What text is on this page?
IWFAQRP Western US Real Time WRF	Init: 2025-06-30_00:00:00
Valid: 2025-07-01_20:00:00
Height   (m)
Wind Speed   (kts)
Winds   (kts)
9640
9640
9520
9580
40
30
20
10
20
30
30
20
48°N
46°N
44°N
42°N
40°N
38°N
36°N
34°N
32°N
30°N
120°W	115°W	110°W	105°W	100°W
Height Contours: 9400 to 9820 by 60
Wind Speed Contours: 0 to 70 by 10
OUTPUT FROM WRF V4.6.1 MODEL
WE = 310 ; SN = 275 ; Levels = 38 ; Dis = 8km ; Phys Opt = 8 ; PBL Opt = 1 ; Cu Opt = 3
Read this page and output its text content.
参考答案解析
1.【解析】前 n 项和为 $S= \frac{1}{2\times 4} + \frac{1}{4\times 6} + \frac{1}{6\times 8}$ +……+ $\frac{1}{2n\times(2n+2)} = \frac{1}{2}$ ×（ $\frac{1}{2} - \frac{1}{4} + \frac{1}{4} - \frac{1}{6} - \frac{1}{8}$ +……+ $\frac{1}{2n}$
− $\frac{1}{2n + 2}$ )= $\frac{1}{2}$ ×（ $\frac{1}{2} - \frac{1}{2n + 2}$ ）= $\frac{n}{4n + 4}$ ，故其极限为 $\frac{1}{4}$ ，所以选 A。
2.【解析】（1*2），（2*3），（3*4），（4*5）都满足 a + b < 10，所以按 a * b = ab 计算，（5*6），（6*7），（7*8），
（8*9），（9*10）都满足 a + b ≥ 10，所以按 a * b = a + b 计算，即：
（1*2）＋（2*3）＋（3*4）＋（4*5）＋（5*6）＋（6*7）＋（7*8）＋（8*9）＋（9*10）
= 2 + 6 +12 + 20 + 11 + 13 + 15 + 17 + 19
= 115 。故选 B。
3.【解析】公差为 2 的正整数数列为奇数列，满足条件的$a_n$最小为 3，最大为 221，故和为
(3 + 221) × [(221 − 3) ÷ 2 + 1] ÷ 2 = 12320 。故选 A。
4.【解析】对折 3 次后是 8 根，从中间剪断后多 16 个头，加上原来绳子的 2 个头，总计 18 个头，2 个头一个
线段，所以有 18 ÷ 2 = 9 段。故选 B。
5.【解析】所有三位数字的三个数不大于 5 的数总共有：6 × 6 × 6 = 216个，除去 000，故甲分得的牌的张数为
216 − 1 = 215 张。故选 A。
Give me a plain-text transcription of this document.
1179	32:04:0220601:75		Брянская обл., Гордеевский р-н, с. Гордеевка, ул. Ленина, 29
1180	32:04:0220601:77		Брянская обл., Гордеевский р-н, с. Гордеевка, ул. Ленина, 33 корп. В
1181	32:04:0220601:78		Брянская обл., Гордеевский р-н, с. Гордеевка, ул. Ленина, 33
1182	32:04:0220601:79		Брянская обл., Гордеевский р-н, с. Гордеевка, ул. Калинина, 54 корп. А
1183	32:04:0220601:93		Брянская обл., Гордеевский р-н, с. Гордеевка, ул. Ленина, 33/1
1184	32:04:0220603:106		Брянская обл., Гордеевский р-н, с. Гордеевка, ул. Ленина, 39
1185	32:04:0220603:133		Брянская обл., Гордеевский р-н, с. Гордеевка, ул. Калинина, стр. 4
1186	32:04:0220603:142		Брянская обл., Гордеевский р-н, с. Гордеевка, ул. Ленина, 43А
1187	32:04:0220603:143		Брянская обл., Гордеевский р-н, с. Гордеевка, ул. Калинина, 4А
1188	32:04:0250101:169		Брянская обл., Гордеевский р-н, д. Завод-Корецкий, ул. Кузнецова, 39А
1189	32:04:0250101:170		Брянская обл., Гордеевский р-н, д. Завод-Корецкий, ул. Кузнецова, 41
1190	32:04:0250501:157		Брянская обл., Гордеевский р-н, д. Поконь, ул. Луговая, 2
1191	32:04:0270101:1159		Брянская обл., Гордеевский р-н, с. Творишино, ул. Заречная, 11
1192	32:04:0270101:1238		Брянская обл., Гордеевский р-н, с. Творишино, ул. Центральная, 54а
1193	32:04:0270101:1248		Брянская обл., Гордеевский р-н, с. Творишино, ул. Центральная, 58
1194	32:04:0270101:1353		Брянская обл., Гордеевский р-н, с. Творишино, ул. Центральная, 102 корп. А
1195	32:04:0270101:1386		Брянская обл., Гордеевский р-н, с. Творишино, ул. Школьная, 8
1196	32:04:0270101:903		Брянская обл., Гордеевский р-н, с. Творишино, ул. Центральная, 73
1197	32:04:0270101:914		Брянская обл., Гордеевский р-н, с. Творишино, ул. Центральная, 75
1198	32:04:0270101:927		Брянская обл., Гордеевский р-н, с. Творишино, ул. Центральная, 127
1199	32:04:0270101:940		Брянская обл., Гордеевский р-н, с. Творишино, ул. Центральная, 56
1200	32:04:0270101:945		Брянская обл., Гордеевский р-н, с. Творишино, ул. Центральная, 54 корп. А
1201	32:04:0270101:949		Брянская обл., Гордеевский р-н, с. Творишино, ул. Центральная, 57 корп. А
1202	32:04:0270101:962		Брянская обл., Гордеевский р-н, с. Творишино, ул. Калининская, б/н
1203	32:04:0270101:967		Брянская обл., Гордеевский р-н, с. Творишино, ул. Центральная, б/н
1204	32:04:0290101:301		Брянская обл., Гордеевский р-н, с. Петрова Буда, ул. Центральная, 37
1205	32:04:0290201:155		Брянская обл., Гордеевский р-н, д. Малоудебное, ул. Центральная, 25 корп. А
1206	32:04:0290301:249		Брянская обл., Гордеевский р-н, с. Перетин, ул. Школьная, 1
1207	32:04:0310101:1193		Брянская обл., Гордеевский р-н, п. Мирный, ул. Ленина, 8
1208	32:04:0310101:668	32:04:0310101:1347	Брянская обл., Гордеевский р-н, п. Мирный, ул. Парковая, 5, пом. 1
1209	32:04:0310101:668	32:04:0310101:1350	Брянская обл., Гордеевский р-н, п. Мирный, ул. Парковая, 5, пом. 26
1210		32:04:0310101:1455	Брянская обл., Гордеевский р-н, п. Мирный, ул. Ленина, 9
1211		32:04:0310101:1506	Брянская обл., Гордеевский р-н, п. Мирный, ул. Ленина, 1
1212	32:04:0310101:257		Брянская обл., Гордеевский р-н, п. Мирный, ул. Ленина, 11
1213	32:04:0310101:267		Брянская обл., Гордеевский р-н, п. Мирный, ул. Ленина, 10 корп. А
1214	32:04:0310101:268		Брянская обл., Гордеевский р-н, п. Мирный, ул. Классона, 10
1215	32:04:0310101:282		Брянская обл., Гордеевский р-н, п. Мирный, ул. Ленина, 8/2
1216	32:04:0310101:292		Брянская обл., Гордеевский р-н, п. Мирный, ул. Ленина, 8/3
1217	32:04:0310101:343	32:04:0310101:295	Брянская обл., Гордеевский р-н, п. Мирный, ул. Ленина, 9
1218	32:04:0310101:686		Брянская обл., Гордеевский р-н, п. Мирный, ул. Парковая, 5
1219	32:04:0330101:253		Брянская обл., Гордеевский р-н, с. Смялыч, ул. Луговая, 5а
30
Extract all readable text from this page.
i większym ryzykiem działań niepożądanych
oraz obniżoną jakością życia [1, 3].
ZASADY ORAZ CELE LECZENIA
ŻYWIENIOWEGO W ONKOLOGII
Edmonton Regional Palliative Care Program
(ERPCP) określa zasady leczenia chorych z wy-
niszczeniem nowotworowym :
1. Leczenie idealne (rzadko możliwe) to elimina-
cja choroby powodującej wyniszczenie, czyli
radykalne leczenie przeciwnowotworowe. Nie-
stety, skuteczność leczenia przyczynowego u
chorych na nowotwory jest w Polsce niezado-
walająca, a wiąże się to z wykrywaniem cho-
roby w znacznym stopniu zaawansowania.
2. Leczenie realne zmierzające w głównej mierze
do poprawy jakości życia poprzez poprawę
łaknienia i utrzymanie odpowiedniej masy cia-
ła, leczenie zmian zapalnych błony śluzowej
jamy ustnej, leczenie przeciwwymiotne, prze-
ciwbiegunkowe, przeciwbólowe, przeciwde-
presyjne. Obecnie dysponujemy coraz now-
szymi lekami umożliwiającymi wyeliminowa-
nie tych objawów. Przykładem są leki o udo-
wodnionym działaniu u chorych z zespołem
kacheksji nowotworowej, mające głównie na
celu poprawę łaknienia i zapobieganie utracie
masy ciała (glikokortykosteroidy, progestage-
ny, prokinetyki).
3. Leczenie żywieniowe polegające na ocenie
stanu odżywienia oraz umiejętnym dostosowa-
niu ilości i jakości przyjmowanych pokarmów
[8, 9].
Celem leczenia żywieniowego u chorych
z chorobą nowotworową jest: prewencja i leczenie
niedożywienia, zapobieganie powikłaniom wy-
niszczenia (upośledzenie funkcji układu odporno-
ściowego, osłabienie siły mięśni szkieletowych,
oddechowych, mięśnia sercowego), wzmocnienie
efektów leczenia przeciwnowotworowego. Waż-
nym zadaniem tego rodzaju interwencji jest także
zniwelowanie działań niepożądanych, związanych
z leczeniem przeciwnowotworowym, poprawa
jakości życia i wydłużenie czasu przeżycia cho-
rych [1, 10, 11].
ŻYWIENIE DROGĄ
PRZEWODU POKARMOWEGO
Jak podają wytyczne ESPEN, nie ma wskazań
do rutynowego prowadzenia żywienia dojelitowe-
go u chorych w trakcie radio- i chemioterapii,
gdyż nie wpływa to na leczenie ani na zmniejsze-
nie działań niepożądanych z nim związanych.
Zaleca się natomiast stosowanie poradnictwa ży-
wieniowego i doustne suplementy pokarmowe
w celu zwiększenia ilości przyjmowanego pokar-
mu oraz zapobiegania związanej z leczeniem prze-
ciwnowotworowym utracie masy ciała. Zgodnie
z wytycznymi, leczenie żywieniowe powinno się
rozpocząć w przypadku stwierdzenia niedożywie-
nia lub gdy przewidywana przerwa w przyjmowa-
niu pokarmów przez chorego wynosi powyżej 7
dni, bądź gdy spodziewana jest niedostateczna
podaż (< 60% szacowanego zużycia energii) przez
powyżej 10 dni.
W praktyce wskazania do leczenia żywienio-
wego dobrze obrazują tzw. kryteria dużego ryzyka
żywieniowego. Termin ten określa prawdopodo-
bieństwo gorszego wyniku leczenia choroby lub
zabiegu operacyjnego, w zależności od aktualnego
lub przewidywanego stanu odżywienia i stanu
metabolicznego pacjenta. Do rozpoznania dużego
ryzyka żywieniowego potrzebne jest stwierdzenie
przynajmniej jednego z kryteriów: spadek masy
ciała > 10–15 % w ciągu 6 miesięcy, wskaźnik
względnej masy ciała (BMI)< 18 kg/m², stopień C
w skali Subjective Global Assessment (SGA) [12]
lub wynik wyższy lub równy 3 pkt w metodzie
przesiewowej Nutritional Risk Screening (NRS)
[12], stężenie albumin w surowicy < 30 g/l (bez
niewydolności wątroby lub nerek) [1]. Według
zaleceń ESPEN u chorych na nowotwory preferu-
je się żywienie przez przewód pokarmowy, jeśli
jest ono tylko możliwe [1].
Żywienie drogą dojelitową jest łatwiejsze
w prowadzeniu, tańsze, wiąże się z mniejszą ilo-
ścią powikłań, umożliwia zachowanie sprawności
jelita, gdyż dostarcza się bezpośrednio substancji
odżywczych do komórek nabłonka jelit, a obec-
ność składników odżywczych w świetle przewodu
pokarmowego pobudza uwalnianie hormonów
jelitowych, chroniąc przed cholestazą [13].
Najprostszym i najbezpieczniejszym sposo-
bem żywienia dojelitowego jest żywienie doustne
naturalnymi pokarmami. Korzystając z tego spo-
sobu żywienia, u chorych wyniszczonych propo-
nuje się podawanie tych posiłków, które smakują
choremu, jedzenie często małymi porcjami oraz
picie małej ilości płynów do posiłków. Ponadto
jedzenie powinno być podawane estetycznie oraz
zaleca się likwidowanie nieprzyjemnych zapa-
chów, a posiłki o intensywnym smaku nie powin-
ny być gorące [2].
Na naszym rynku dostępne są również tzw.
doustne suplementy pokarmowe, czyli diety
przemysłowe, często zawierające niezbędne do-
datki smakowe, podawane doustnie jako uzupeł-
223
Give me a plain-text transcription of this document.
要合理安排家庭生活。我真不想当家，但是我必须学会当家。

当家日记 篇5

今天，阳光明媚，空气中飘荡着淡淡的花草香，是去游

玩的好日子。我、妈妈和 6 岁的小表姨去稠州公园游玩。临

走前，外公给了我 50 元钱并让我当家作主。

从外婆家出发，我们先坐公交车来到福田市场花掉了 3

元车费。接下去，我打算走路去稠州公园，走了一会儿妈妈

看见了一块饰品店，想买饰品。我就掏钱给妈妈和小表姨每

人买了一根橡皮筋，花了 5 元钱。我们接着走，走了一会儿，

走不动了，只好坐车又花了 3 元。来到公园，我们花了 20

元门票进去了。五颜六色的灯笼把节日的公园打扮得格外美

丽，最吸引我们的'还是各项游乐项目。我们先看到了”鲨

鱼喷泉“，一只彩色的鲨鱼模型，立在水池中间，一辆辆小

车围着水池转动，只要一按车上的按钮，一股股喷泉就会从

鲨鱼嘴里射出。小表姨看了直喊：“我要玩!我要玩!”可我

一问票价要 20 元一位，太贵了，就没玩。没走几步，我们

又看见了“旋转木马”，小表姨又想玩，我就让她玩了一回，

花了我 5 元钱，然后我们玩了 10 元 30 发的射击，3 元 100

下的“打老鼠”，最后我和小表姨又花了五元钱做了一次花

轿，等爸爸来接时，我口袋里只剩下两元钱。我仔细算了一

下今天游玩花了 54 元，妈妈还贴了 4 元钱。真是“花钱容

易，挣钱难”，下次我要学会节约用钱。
• • • • • • •
## SET EXERCISE
Tally the lines of the records holding the word "stanu", then state only the tally.

## SOLVED EXERCISE
2